▶ **Task brief**: Report every line in the listing that contains the string "Maia".

(Collected data)

--- BEGIN ---

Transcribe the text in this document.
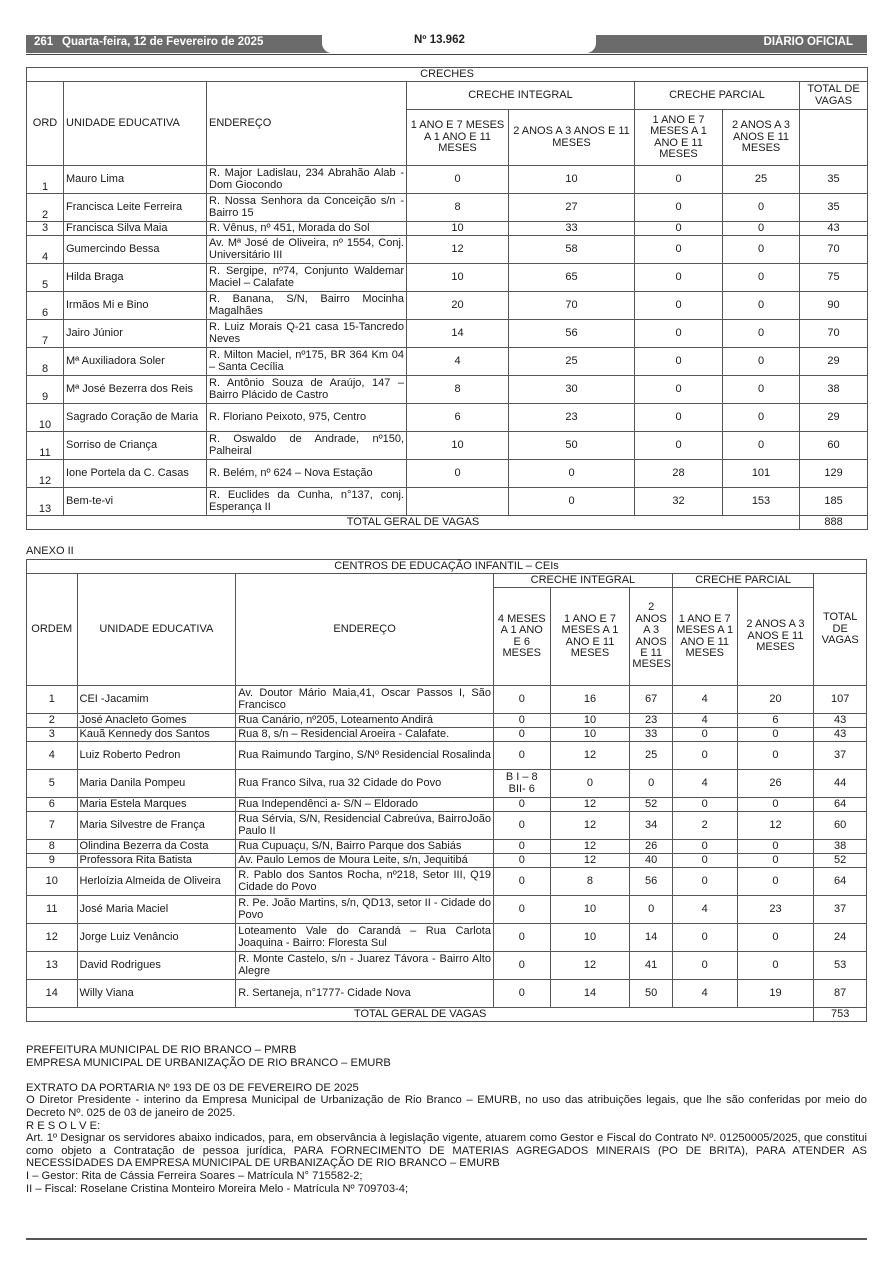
261 Quarta-feira, 12 de Fevereiro de 2025	Nº 13.962	DIÁRIO OFICIAL
CRECHES							
ORD	UNIDADE EDUCATIVA	ENDEREÇO	CRECHE INTEGRAL		CRECHE PARCIAL		TOTAL DE VAGAS
			1 ANO E 7 MESES A 1 ANO E 11 MESES	2 ANOS A 3 ANOS E 11 MESES	1 ANO E 7 MESES A 1 ANO E 11 MESES	2 ANOS A 3 ANOS E 11 MESES	
1	Mauro Lima	R. Major Ladislau, 234 Abrahão Alab - Dom Giocondo	0	10	0	25	35
2	Francisca Leite Ferreira	R. Nossa Senhora da Conceição s/n - Bairro 15	8	27	0	0	35
3	Francisca Silva Maia	R. Vênus, nº 451, Morada do Sol	10	33	0	0	43
4	Gumercindo Bessa	Av. Mª José de Oliveira, nº 1554, Conj. Universitário III	12	58	0	0	70
5	Hilda Braga	R. Sergipe, nº74, Conjunto Waldemar Maciel – Calafate	10	65	0	0	75
6	Irmãos Mi e Bino	R. Banana, S/N, Bairro Mocinha Magalhães	20	70	0	0	90
7	Jairo Júnior	R. Luiz Morais Q-21 casa 15-Tancredo Neves	14	56	0	0	70
8	Mª Auxiliadora Soler	R. Milton Maciel, nº175, BR 364 Km 04 – Santa Cecília	4	25	0	0	29
9	Mª José Bezerra dos Reis	R. Antônio Souza de Araújo, 147 – Bairro Plácido de Castro	8	30	0	0	38
10	Sagrado Coração de Maria	R. Floriano Peixoto, 975, Centro	6	23	0	0	29
11	Sorriso de Criança	R. Oswaldo de Andrade, nº150, Palheiral	10	50	0	0	60
12	Ione Portela da C. Casas	R. Belém, nº 624 – Nova Estação	0	0	28	101	129
13	Bem-te-vi	R. Euclides da Cunha, n°137, conj. Esperança II		0	32	153	185
TOTAL GERAL DE VAGAS							888
ANEXO II
CENTROS DE EDUCAÇÃO INFANTIL – CEIs								
ORDEM	UNIDADE EDUCATIVA	ENDEREÇO	CRECHE INTEGRAL			CRECHE PARCIAL		TOTAL DE VAGAS
			4 MESES A 1 ANO E 6 MESES	1 ANO E 7 MESES A 1 ANO E 11 MESES	2 ANOS A 3 ANOS E 11 MESES	1 ANO E 7 MESES A 1 ANO E 11 MESES	2 ANOS A 3 ANOS E 11 MESES	
1	CEI -Jacamim	Av. Doutor Mário Maia,41, Oscar Passos I, São Francisco	0	16	67	4	20	107
2	José Anacleto Gomes	Rua Canário, nº205, Loteamento Andirá	0	10	23	4	6	43
3	Kauã Kennedy dos Santos	Rua 8, s/n – Residencial Aroeira - Calafate.	0	10	33	0	0	43
4	Luiz Roberto Pedron	Rua Raimundo Targino, S/Nº Residencial Rosalinda	0	12	25	0	0	37
5	Maria Danila Pompeu	Rua Franco Silva, rua 32 Cidade do Povo	B I – 8 BII- 6	0	0	4	26	44
6	Maria Estela Marques	Rua Independênci a- S/N – Eldorado	0	12	52	0	0	64
7	Maria Silvestre de França	Rua Sérvia, S/N, Residencial Cabreúva, BairroJoão Paulo II	0	12	34	2	12	60
8	Olindina Bezerra da Costa	Rua Cupuaçu, S/N, Bairro Parque dos Sabiás	0	12	26	0	0	38
9	Professora Rita Batista	Av. Paulo Lemos de Moura Leite, s/n, Jequitibá	0	12	40	0	0	52
10	Herloízia Almeida de Oliveira	R. Pablo dos Santos Rocha, nº218, Setor III, Q19 Cidade do Povo	0	8	56	0	0	64
11	José Maria Maciel	R. Pe. João Martins, s/n, QD13, setor II - Cidade do Povo	0	10	0	4	23	37
12	Jorge Luiz Venâncio	Loteamento Vale do Carandá – Rua Carlota Joaquina - Bairro: Floresta Sul	0	10	14	0	0	24
13	David Rodrigues	R. Monte Castelo, s/n - Juarez Távora - Bairro Alto Alegre	0	12	41	0	0	53
14	Willy Viana	R. Sertaneja, n°1777- Cidade Nova	0	14	50	4	19	87
TOTAL GERAL DE VAGAS								753

PREFEITURA MUNICIPAL DE RIO BRANCO – PMRB

EMPRESA MUNICIPAL DE URBANIZAÇÃO DE RIO BRANCO – EMURB

EXTRATO DA PORTARIA Nº 193 DE 03 DE FEVEREIRO DE 2025

O Diretor Presidente - interino da Empresa Municipal de Urbanização de Rio Branco – EMURB, no uso das atribuições legais, que lhe são conferidas por meio do Decreto Nº. 025 de 03 de janeiro de 2025.

R E S O L V E:

Art. 1º Designar os servidores abaixo indicados, para, em observância à legislação vigente, atuarem como Gestor e Fiscal do Contrato Nº. 01250005/2025, que constitui como objeto a Contratação de pessoa jurídica, PARA FORNECIMENTO DE MATERIAS AGREGADOS MINERAIS (PO DE BRITA), PARA ATENDER AS NECESSIDADES DA EMPRESA MUNICIPAL DE URBANIZAÇÃO DE RIO BRANCO – EMURB

I – Gestor: Rita de Cássia Ferreira Soares – Matrícula N° 715582-2;

II – Fiscal: Roselane Cristina Monteiro Moreira Melo - Matrícula Nº 709703-4;
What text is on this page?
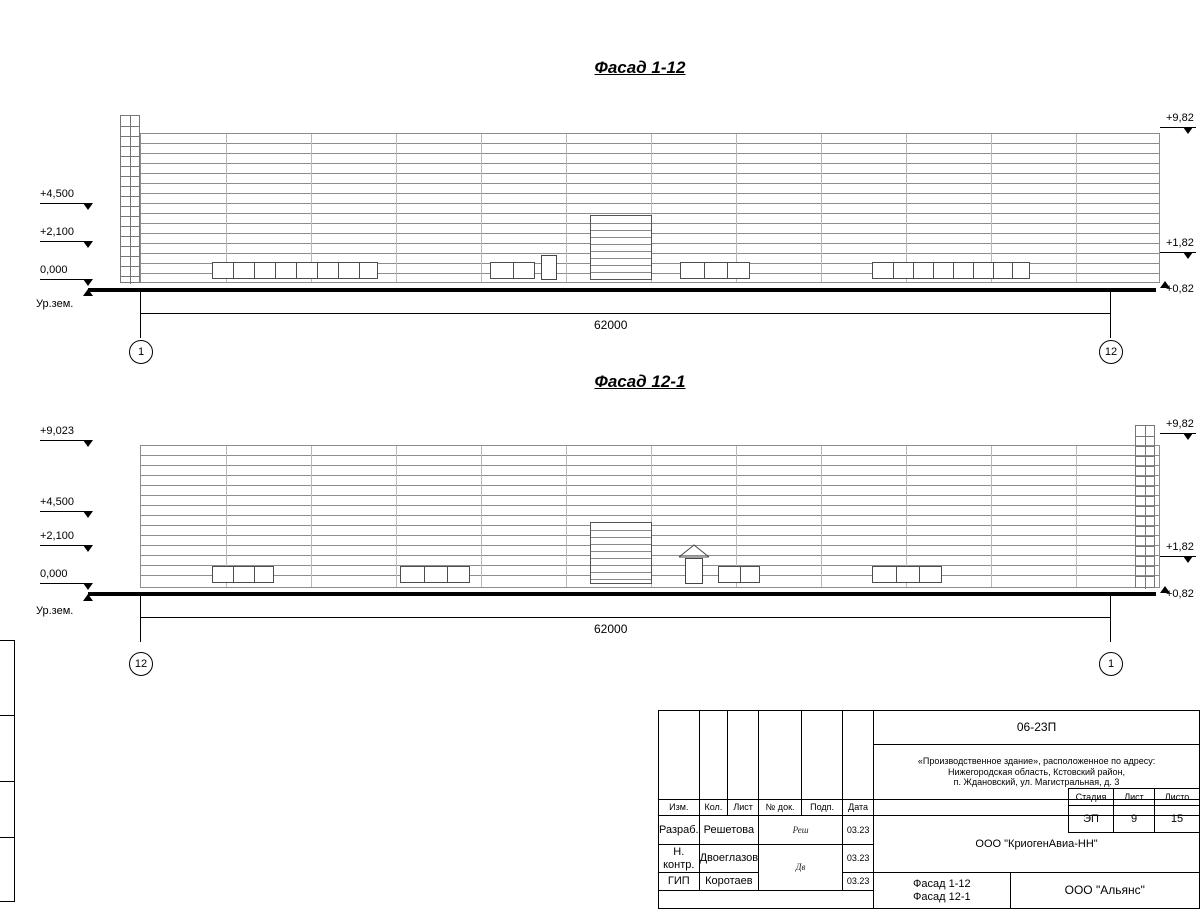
Фасад 1-12
+4,500
+2,100
0,000
Ур.зем.
+9,82
+1,82
+0,82
1	12
62000
Фасад 12-1
+9,023
+4,500
+2,100
0,000
Ур.зем.
+9,82
+1,82
+0,82
12	1
62000
						06-23П	

						«Производственное здание», расположенное по адресу:
Нижегородская область, Кстовский район,
п. Ждановский, ул. Магистральная, д. 3	

Изм.	Кол.	Лист	№ док.	Подп.	Дата		
Разраб.	Решетова		Реш		03.23	ООО "КриогенАвиа-НН"	
Н. контр.	Двоеглазов		Дв		03.23		
ГИП	Коротаев				03.23	Фасад 1-12
Фасад 12-1	ООО "Альянс"

Стадия	Лист	Листо
ЭП	9	15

--- END ---

▶ **Complete answer**:
3	Francisca Silva Maia	R. Vênus, nº 451, Morada do Sol	10	33	0	0	43
1	CEI -Jacamim	Av. Doutor Mário Maia,41, Oscar Passos I, São Francisco	0	16	67	4	20	107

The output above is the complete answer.